THE INPUT:
::::

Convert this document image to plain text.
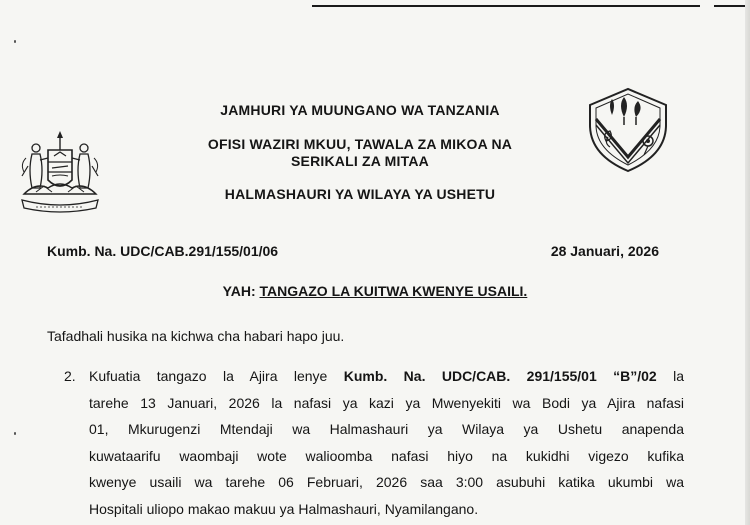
JAMHURI YA MUUNGANO WA TANZANIA
OFISI WAZIRI MKUU, TAWALA ZA MIKOA NA
SERIKALI ZA MITAA
HALMASHAURI YA WILAYA YA USHETU
Kumb. Na. UDC/CAB.291/155/01/06	28 Januari, 2026
YAH: TANGAZO LA KUITWA KWENYE USAILI.
Tafadhali husika na kichwa cha habari hapo juu.
2. Kufuatia tangazo la Ajira lenye Kumb. Na. UDC/CAB. 291/155/01 “B”/02 la
tarehe 13 Januari, 2026 la nafasi ya kazi ya Mwenyekiti wa Bodi ya Ajira nafasi
01, Mkurugenzi Mtendaji wa Halmashauri ya Wilaya ya Ushetu anapenda
kuwataarifu waombaji wote walioomba nafasi hiyo na kukidhi vigezo kufika
kwenye usaili wa tarehe 06 Februari, 2026 saa 3:00 asubuhi katika ukumbi wa
Hospitali uliopo makao makuu ya Halmashauri, Nyamilangano.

::::

PROBLEM: Look through the entries above; copy every line holding the string "Januari".

REPLY TO THE EXERCISE:
Kumb. Na. UDC/CAB.291/155/01/06	28 Januari, 2026
tarehe 13 Januari, 2026 la nafasi ya kazi ya Mwenyekiti wa Bodi ya Ajira nafasi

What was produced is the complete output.